> _Data rows_:
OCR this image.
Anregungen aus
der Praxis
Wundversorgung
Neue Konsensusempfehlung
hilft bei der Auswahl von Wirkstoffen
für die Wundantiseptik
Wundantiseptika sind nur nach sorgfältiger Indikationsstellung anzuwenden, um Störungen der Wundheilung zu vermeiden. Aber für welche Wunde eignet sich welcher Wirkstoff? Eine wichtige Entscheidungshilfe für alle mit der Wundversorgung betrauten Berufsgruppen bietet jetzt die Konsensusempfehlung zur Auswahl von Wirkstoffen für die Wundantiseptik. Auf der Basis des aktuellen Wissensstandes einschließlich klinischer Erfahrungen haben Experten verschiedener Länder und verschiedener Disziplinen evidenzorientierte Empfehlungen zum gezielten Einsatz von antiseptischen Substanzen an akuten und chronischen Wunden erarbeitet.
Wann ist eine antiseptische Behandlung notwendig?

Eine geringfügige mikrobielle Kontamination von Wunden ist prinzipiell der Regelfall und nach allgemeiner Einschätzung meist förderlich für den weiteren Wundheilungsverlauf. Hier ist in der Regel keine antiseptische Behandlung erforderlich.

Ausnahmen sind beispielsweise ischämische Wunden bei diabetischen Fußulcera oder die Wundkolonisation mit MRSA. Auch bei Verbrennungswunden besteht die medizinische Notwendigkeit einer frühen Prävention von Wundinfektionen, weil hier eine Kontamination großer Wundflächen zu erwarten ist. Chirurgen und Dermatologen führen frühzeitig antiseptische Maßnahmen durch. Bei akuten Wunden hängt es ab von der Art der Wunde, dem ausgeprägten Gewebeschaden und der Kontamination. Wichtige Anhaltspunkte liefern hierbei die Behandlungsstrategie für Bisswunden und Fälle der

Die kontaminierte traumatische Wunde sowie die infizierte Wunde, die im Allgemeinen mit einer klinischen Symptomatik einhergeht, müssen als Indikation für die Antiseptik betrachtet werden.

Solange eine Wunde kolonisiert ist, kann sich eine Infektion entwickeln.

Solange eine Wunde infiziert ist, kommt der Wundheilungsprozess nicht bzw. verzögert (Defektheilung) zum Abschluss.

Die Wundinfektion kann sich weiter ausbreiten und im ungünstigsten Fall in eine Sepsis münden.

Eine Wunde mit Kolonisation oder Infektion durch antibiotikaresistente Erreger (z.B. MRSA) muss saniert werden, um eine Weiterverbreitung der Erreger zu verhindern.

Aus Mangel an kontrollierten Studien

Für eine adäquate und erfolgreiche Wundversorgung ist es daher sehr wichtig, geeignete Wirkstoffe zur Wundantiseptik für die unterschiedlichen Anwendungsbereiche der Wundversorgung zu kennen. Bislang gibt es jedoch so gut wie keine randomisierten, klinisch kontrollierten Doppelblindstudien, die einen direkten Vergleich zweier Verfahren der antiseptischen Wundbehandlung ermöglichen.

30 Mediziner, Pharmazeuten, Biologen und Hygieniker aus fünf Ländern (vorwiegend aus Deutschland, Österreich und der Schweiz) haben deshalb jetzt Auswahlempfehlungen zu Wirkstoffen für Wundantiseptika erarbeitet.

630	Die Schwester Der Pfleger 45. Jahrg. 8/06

> _Set exercise_: Select every line in the material above where the string "kann" occurs, and copy it.

> _Finished answer_:
Solange eine Wunde kolonisiert ist, kann sich eine Infektion entwickeln.
Die Wundinfektion kann sich weiter ausbreiten und im ungünstigsten Fall in eine Sepsis münden.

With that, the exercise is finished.